Exercise brief.
Summarize the post on unpivoting a cross-tab with SQL in two sentences.

-- start of Text shown --

Much ado about ADO

Jeff here again. I had a crack at rewriting my Unpivot via SQL routine, to see if I could make it simpler and faster. The point of the routine is to let you turn a very large cross-tab directly into a PivotTable in the case that a flat file would be too long to fit in Excel’s grid. The original routine works by making a temp copy of the file (to avoid Memory Leak) and then doing lots and lots of UNION ALLs against that temp copy to unwind it one cross-tab column at a time. (The reason we need those UNION ALLs is that there is no UNPIVOT command in the pigeon English dialect of SQL that Excel and Access speak.) My routine then executes the SQL via ADO, and creates a Pivot directly out of the resulting RecordSet.

So if we had a data set that looked like this:

…then the resulting SQL looks something like this:

SELECT [Country], [Sector], [Base year (Convention)], [1990] AS Total, '1990' AS [Year] FROM [Data$A18:H28] UNION ALL SELECT [Country], [Sector], [Base year (Convention)], [1991] AS Total, '1991' AS [Year] FROM [Data$A18:H28] UNION ALL SELECT [Country], [Sector], [Base year (Convention)], [1992] AS Total, '1992' AS [Year] FROM [Data$A18:H28] UNION ALL SELECT [Country], [Sector], [Base year (Convention)], [1993] AS Total, '1993' AS [Year] FROM [Data$A18:H28] UNION ALL SELECT [Country], [Sector], [Base year (Convention)], [1994] AS Total, '1994' AS [Year] FROM [Data$A18:H28]

But as per my previous post, the code to accomplish this is pretty long. This is partly because the Microsoft JET/ACE Database engine has a hard limit of 50 ‘UNION ALL’ clauses, which you will soon exceed if you have a big cross-tab. I get around this limit by creating sub-blocks of SELECT/UNION ALL statements under this limit, and then stitching these sub-blocks with an outer UNION ALL ‘wrapper’. But that results in fairly complicated code and presumably quite a bit of work for the JET/ACE driver.

-- end of Text shown --
-- start of Data excerpts --

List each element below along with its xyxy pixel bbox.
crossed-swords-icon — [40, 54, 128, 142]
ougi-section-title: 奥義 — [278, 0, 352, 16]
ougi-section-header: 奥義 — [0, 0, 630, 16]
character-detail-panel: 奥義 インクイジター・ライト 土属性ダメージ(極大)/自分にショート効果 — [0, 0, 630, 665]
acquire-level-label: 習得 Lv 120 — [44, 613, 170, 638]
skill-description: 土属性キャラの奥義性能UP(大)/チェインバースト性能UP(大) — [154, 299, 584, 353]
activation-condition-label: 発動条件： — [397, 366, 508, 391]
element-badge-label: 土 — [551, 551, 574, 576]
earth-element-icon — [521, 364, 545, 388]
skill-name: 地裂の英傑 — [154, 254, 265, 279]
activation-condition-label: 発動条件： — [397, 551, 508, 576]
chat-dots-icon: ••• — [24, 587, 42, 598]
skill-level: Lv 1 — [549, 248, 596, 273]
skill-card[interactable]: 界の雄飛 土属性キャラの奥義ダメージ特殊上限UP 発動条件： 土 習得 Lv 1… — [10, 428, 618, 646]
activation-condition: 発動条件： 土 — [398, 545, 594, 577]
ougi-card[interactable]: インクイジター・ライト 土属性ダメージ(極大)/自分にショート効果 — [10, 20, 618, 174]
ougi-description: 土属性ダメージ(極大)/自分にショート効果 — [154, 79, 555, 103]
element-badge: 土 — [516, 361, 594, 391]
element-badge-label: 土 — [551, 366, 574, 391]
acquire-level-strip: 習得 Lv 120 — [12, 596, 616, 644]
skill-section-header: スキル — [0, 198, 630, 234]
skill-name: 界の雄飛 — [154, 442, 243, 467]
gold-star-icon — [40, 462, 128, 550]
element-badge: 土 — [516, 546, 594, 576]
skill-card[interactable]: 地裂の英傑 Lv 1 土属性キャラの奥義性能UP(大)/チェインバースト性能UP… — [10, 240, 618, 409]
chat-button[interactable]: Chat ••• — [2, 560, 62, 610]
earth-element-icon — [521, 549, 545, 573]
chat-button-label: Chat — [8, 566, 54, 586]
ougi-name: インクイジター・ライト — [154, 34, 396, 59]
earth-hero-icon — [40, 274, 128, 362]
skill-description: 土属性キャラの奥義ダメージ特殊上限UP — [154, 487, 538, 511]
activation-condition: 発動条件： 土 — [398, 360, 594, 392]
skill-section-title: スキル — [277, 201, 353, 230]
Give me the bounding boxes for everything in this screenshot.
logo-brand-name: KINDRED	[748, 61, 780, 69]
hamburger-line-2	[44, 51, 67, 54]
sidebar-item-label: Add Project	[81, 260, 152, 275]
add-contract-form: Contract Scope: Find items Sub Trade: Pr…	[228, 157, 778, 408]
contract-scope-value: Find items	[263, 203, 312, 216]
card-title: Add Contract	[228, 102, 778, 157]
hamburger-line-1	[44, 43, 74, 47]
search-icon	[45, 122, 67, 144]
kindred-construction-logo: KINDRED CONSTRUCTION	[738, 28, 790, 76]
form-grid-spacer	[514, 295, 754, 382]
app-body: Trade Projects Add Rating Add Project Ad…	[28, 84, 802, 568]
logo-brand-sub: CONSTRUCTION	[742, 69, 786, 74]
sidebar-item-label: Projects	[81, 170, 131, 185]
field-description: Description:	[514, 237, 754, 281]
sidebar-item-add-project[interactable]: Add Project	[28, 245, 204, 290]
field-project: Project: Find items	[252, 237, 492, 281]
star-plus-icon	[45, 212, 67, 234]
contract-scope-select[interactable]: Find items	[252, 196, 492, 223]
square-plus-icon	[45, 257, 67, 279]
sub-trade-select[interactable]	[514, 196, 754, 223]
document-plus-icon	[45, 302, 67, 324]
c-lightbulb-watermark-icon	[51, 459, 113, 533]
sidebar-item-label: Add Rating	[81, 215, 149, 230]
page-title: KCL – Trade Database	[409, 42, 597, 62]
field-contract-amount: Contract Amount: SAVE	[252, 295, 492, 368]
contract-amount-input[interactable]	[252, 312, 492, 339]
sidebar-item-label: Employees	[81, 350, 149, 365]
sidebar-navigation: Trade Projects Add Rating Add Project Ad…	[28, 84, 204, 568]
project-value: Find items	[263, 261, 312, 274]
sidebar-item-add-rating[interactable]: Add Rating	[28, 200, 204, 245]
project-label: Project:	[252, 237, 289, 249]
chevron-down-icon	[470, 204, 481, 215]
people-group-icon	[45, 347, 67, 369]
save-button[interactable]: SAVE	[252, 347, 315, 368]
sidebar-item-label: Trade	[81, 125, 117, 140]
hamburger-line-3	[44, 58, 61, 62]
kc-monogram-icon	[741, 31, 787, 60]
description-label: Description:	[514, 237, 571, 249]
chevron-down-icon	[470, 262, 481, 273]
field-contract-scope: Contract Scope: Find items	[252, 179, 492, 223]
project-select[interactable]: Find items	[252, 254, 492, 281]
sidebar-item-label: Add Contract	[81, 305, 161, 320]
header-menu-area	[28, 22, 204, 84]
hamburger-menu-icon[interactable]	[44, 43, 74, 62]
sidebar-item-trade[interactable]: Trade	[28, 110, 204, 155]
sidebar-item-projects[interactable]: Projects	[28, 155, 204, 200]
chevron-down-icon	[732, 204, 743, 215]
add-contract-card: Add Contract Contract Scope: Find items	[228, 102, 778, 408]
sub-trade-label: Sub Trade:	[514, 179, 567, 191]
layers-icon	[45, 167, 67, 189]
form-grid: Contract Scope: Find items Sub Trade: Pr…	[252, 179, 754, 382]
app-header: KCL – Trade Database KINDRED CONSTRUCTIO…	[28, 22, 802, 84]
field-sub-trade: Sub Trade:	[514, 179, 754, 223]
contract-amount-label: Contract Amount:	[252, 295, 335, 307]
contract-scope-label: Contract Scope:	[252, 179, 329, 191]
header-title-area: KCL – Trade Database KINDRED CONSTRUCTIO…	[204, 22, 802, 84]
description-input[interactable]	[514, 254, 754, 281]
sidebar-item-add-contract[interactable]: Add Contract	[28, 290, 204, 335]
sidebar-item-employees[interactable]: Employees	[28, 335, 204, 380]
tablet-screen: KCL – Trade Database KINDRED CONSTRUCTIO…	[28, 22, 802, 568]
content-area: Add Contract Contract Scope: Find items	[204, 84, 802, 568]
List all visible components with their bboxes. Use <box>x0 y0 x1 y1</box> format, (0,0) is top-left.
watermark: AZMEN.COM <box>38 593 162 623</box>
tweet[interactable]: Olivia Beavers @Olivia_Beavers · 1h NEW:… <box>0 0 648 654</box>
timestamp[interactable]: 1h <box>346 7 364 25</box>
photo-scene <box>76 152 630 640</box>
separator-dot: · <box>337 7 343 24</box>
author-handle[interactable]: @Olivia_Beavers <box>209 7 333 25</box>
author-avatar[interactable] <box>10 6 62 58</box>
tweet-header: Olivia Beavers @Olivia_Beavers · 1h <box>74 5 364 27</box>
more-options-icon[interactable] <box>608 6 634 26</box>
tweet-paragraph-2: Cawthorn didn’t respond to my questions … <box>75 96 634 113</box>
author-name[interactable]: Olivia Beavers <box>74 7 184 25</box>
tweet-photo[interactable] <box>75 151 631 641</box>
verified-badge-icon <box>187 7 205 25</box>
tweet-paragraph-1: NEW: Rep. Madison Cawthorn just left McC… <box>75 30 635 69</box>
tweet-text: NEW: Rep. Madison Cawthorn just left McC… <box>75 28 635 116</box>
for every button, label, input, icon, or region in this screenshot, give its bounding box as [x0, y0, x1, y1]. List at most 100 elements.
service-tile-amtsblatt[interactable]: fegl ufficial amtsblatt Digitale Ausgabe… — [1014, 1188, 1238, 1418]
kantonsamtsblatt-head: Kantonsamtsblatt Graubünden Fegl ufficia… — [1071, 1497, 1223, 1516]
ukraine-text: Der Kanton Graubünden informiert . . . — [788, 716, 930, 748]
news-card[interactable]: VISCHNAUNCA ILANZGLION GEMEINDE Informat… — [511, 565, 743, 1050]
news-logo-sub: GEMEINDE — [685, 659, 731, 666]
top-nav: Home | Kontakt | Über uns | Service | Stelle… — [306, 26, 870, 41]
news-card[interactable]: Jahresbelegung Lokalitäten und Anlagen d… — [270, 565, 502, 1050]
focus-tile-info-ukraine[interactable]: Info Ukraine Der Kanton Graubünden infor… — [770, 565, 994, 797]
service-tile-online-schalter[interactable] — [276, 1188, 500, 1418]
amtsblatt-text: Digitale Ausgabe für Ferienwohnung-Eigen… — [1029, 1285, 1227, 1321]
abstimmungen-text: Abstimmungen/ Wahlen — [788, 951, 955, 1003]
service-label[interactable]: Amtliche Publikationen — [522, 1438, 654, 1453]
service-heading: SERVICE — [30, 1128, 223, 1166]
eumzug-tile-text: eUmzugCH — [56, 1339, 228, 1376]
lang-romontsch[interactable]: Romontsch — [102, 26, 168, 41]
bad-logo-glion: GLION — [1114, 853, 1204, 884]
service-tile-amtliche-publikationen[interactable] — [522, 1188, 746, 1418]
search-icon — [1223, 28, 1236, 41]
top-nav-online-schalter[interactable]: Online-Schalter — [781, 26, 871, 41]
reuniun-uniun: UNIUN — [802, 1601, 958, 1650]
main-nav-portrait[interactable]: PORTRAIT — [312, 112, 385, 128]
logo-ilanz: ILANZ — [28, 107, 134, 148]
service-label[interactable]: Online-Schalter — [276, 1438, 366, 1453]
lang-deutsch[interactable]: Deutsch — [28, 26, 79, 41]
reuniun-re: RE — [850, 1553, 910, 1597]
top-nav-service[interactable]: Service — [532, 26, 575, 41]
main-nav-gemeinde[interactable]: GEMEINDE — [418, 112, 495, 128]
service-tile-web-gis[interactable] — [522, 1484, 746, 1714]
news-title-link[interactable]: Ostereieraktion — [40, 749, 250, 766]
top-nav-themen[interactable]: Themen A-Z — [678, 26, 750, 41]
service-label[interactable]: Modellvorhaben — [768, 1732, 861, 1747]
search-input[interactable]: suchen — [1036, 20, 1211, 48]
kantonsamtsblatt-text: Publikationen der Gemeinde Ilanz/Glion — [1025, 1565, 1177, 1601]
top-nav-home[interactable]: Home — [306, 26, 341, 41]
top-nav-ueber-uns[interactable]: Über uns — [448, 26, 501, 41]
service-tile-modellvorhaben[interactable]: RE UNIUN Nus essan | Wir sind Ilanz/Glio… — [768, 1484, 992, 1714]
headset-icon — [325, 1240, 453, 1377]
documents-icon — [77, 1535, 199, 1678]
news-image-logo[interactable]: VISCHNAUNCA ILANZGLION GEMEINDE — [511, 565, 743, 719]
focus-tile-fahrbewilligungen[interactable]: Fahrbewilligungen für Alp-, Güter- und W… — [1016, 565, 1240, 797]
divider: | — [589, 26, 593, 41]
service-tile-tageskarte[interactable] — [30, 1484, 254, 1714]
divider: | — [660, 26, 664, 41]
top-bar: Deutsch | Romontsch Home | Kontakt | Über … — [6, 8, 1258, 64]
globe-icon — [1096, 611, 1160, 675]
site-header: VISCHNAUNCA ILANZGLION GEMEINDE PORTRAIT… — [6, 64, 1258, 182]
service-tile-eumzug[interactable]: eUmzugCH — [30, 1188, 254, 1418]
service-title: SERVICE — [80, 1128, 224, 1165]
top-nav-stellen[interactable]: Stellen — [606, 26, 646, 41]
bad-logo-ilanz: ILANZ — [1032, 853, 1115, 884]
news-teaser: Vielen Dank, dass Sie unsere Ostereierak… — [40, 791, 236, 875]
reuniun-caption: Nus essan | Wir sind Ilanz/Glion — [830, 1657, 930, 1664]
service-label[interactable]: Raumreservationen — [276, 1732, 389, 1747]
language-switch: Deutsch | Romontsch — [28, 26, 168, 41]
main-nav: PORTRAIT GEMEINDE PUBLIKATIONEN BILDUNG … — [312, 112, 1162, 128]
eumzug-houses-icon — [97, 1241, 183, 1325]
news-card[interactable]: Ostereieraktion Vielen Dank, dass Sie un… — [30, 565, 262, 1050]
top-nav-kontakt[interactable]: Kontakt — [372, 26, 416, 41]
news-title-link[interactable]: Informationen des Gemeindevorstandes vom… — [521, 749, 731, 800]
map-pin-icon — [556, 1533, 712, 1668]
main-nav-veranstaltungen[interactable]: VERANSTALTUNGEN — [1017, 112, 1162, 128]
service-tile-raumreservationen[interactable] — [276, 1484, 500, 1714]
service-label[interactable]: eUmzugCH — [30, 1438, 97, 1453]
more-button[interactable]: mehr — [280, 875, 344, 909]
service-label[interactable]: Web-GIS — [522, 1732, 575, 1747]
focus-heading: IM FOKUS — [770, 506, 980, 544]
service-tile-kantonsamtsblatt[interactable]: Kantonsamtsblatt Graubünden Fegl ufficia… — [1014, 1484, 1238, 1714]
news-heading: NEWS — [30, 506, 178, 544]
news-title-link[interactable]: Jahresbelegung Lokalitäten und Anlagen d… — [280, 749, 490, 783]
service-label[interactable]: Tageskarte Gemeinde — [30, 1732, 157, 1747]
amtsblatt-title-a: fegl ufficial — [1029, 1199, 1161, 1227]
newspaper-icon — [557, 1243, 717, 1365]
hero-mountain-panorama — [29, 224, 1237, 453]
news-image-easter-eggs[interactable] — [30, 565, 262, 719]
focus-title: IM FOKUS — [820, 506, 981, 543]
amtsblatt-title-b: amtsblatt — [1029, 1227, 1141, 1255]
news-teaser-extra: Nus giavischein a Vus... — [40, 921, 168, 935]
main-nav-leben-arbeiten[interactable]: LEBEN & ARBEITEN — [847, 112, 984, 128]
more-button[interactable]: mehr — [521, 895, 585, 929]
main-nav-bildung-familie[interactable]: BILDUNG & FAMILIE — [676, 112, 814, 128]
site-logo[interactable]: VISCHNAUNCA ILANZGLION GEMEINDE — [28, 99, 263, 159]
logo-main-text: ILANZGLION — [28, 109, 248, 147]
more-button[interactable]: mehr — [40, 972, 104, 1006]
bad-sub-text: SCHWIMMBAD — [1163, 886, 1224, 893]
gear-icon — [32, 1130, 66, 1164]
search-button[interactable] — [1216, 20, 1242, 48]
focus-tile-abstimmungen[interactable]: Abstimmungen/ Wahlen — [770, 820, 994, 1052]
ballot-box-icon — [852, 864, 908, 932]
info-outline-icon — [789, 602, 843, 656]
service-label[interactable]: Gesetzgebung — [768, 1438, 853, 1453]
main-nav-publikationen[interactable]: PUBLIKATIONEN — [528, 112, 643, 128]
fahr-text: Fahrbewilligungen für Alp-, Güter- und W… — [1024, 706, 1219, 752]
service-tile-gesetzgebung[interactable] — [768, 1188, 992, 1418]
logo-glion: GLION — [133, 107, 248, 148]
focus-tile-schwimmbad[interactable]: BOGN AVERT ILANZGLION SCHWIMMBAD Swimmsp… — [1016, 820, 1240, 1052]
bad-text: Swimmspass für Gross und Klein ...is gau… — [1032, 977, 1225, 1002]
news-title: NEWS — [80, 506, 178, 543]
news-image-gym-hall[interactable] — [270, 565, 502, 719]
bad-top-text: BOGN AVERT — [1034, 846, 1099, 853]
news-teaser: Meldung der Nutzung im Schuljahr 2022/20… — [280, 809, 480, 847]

-- end of Data excerpts --

Answer to this exercise.
The post describes a routine that turns a very large cross-tab directly into a PivotTable by running many UNION ALL queries against a temporary copy of the file through ADO, since the SQL dialect of Excel and Access has no UNPIVOT command. Because the JET/ACE engine allows at most 50 UNION ALL clauses, the routine builds sub-blocks under that limit and joins them with an outer UNION ALL wrapper, which makes the code long and fairly complicated.